[Short problem] The records that follow must be repeated verbatim, every one of them.

Records contained in a dataset:
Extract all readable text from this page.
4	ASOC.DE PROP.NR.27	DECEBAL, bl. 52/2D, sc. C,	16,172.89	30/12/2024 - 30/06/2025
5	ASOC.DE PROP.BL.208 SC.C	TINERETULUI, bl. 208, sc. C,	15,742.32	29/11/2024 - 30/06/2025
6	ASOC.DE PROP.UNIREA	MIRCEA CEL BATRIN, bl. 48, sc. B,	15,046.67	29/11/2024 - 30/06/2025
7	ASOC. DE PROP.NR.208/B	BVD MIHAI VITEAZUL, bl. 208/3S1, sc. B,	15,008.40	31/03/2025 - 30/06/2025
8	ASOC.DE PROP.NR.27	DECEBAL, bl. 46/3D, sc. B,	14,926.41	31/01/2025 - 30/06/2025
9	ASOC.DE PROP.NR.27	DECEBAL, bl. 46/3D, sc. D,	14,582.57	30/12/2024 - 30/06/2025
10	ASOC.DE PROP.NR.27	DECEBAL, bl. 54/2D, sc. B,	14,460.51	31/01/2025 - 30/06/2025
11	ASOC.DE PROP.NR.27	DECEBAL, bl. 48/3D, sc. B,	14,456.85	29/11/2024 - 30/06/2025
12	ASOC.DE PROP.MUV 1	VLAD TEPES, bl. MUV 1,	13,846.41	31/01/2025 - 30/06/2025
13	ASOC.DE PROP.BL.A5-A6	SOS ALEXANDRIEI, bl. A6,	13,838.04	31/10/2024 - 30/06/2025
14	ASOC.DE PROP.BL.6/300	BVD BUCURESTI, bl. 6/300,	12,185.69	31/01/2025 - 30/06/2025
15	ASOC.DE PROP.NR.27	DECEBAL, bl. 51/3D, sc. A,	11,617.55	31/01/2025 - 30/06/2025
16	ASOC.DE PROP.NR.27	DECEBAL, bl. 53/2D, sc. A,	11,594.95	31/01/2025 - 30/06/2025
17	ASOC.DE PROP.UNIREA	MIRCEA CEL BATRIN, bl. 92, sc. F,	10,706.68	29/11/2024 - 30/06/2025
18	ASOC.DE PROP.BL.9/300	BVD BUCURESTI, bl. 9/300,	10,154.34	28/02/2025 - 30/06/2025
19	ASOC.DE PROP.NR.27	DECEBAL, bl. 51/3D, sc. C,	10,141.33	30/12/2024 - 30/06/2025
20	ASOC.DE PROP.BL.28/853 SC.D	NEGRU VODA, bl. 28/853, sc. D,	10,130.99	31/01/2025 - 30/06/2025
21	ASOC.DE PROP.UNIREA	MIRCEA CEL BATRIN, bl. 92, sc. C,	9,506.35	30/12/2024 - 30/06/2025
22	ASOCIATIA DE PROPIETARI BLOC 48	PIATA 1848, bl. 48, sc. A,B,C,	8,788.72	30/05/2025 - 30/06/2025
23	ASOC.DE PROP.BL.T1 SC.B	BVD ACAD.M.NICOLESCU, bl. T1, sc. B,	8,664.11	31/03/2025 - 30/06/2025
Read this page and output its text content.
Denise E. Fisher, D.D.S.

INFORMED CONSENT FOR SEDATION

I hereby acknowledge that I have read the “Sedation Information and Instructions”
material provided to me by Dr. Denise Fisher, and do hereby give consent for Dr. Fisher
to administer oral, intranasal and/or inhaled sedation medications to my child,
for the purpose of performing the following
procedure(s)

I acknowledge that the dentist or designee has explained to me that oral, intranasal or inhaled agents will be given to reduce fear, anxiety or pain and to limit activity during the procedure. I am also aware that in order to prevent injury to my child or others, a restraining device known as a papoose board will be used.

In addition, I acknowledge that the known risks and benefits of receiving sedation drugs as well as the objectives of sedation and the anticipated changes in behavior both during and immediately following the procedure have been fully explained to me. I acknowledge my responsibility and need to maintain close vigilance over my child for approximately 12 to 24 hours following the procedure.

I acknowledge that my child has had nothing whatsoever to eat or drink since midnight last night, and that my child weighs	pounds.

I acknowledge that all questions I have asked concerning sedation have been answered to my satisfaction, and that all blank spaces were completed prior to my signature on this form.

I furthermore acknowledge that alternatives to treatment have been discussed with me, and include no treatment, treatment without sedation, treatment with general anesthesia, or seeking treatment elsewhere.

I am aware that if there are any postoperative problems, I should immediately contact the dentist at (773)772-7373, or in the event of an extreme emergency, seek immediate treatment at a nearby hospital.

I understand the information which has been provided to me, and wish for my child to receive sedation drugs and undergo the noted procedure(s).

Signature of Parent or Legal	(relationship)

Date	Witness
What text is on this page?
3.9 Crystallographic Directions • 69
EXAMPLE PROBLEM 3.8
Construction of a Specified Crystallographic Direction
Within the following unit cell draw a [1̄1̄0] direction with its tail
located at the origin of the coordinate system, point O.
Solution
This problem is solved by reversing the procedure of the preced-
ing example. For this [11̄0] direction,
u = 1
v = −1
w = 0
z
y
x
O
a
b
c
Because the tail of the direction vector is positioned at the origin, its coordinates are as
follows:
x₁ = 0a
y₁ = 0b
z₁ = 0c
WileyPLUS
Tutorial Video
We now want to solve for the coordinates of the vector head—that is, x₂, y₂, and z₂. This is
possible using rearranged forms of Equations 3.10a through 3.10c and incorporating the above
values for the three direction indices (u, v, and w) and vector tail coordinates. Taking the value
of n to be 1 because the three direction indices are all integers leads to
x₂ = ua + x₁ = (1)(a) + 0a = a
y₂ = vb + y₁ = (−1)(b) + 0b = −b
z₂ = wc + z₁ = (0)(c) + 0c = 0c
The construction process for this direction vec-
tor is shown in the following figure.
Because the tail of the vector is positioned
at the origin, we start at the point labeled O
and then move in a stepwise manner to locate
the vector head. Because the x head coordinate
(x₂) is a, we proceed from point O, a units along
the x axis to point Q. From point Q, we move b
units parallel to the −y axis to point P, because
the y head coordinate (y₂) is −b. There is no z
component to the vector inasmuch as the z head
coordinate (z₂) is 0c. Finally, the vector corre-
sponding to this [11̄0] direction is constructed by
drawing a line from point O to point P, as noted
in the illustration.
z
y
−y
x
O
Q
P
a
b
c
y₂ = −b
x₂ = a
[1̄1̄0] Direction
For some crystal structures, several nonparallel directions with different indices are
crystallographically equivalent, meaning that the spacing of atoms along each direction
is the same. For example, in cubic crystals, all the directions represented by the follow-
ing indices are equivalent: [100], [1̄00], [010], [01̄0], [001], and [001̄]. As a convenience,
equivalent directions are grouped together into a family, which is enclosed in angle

[Response for this exercise]
Extract all readable text from this page.
4	ASOC.DE PROP.NR.27	DECEBAL, bl. 52/2D, sc. C,	16,172.89	30/12/2024 - 30/06/2025
5	ASOC.DE PROP.BL.208 SC.C	TINERETULUI, bl. 208, sc. C,	15,742.32	29/11/2024 - 30/06/2025
6	ASOC.DE PROP.UNIREA	MIRCEA CEL BATRIN, bl. 48, sc. B,	15,046.67	29/11/2024 - 30/06/2025
7	ASOC. DE PROP.NR.208/B	BVD MIHAI VITEAZUL, bl. 208/3S1, sc. B,	15,008.40	31/03/2025 - 30/06/2025
8	ASOC.DE PROP.NR.27	DECEBAL, bl. 46/3D, sc. B,	14,926.41	31/01/2025 - 30/06/2025
9	ASOC.DE PROP.NR.27	DECEBAL, bl. 46/3D, sc. D,	14,582.57	30/12/2024 - 30/06/2025
10	ASOC.DE PROP.NR.27	DECEBAL, bl. 54/2D, sc. B,	14,460.51	31/01/2025 - 30/06/2025
11	ASOC.DE PROP.NR.27	DECEBAL, bl. 48/3D, sc. B,	14,456.85	29/11/2024 - 30/06/2025
12	ASOC.DE PROP.MUV 1	VLAD TEPES, bl. MUV 1,	13,846.41	31/01/2025 - 30/06/2025
13	ASOC.DE PROP.BL.A5-A6	SOS ALEXANDRIEI, bl. A6,	13,838.04	31/10/2024 - 30/06/2025
14	ASOC.DE PROP.BL.6/300	BVD BUCURESTI, bl. 6/300,	12,185.69	31/01/2025 - 30/06/2025
15	ASOC.DE PROP.NR.27	DECEBAL, bl. 51/3D, sc. A,	11,617.55	31/01/2025 - 30/06/2025
16	ASOC.DE PROP.NR.27	DECEBAL, bl. 53/2D, sc. A,	11,594.95	31/01/2025 - 30/06/2025
17	ASOC.DE PROP.UNIREA	MIRCEA CEL BATRIN, bl. 92, sc. F,	10,706.68	29/11/2024 - 30/06/2025
18	ASOC.DE PROP.BL.9/300	BVD BUCURESTI, bl. 9/300,	10,154.34	28/02/2025 - 30/06/2025
19	ASOC.DE PROP.NR.27	DECEBAL, bl. 51/3D, sc. C,	10,141.33	30/12/2024 - 30/06/2025
20	ASOC.DE PROP.BL.28/853 SC.D	NEGRU VODA, bl. 28/853, sc. D,	10,130.99	31/01/2025 - 30/06/2025
21	ASOC.DE PROP.UNIREA	MIRCEA CEL BATRIN, bl. 92, sc. C,	9,506.35	30/12/2024 - 30/06/2025
22	ASOCIATIA DE PROPIETARI BLOC 48	PIATA 1848, bl. 48, sc. A,B,C,	8,788.72	30/05/2025 - 30/06/2025
23	ASOC.DE PROP.BL.T1 SC.B	BVD ACAD.M.NICOLESCU, bl. T1, sc. B,	8,664.11	31/03/2025 - 30/06/2025
Read this page and output its text content.
Denise E. Fisher, D.D.S.

INFORMED CONSENT FOR SEDATION

I hereby acknowledge that I have read the “Sedation Information and Instructions”
material provided to me by Dr. Denise Fisher, and do hereby give consent for Dr. Fisher
to administer oral, intranasal and/or inhaled sedation medications to my child,
for the purpose of performing the following
procedure(s)

I acknowledge that the dentist or designee has explained to me that oral, intranasal or inhaled agents will be given to reduce fear, anxiety or pain and to limit activity during the procedure. I am also aware that in order to prevent injury to my child or others, a restraining device known as a papoose board will be used.

In addition, I acknowledge that the known risks and benefits of receiving sedation drugs as well as the objectives of sedation and the anticipated changes in behavior both during and immediately following the procedure have been fully explained to me. I acknowledge my responsibility and need to maintain close vigilance over my child for approximately 12 to 24 hours following the procedure.

I acknowledge that my child has had nothing whatsoever to eat or drink since midnight last night, and that my child weighs	pounds.

I acknowledge that all questions I have asked concerning sedation have been answered to my satisfaction, and that all blank spaces were completed prior to my signature on this form.

I furthermore acknowledge that alternatives to treatment have been discussed with me, and include no treatment, treatment without sedation, treatment with general anesthesia, or seeking treatment elsewhere.

I am aware that if there are any postoperative problems, I should immediately contact the dentist at (773)772-7373, or in the event of an extreme emergency, seek immediate treatment at a nearby hospital.

I understand the information which has been provided to me, and wish for my child to receive sedation drugs and undergo the noted procedure(s).

Signature of Parent or Legal	(relationship)

Date	Witness
What text is on this page?
3.9 Crystallographic Directions • 69
EXAMPLE PROBLEM 3.8
Construction of a Specified Crystallographic Direction
Within the following unit cell draw a [1̄1̄0] direction with its tail
located at the origin of the coordinate system, point O.
Solution
This problem is solved by reversing the procedure of the preced-
ing example. For this [11̄0] direction,
u = 1
v = −1
w = 0
z
y
x
O
a
b
c
Because the tail of the direction vector is positioned at the origin, its coordinates are as
follows:
x₁ = 0a
y₁ = 0b
z₁ = 0c
WileyPLUS
Tutorial Video
We now want to solve for the coordinates of the vector head—that is, x₂, y₂, and z₂. This is
possible using rearranged forms of Equations 3.10a through 3.10c and incorporating the above
values for the three direction indices (u, v, and w) and vector tail coordinates. Taking the value
of n to be 1 because the three direction indices are all integers leads to
x₂ = ua + x₁ = (1)(a) + 0a = a
y₂ = vb + y₁ = (−1)(b) + 0b = −b
z₂ = wc + z₁ = (0)(c) + 0c = 0c
The construction process for this direction vec-
tor is shown in the following figure.
Because the tail of the vector is positioned
at the origin, we start at the point labeled O
and then move in a stepwise manner to locate
the vector head. Because the x head coordinate
(x₂) is a, we proceed from point O, a units along
the x axis to point Q. From point Q, we move b
units parallel to the −y axis to point P, because
the y head coordinate (y₂) is −b. There is no z
component to the vector inasmuch as the z head
coordinate (z₂) is 0c. Finally, the vector corre-
sponding to this [11̄0] direction is constructed by
drawing a line from point O to point P, as noted
in the illustration.
z
y
−y
x
O
Q
P
a
b
c
y₂ = −b
x₂ = a
[1̄1̄0] Direction
For some crystal structures, several nonparallel directions with different indices are
crystallographically equivalent, meaning that the spacing of atoms along each direction
is the same. For example, in cubic crystals, all the directions represented by the follow-
ing indices are equivalent: [100], [1̄00], [010], [01̄0], [001], and [001̄]. As a convenience,
equivalent directions are grouped together into a family, which is enclosed in angle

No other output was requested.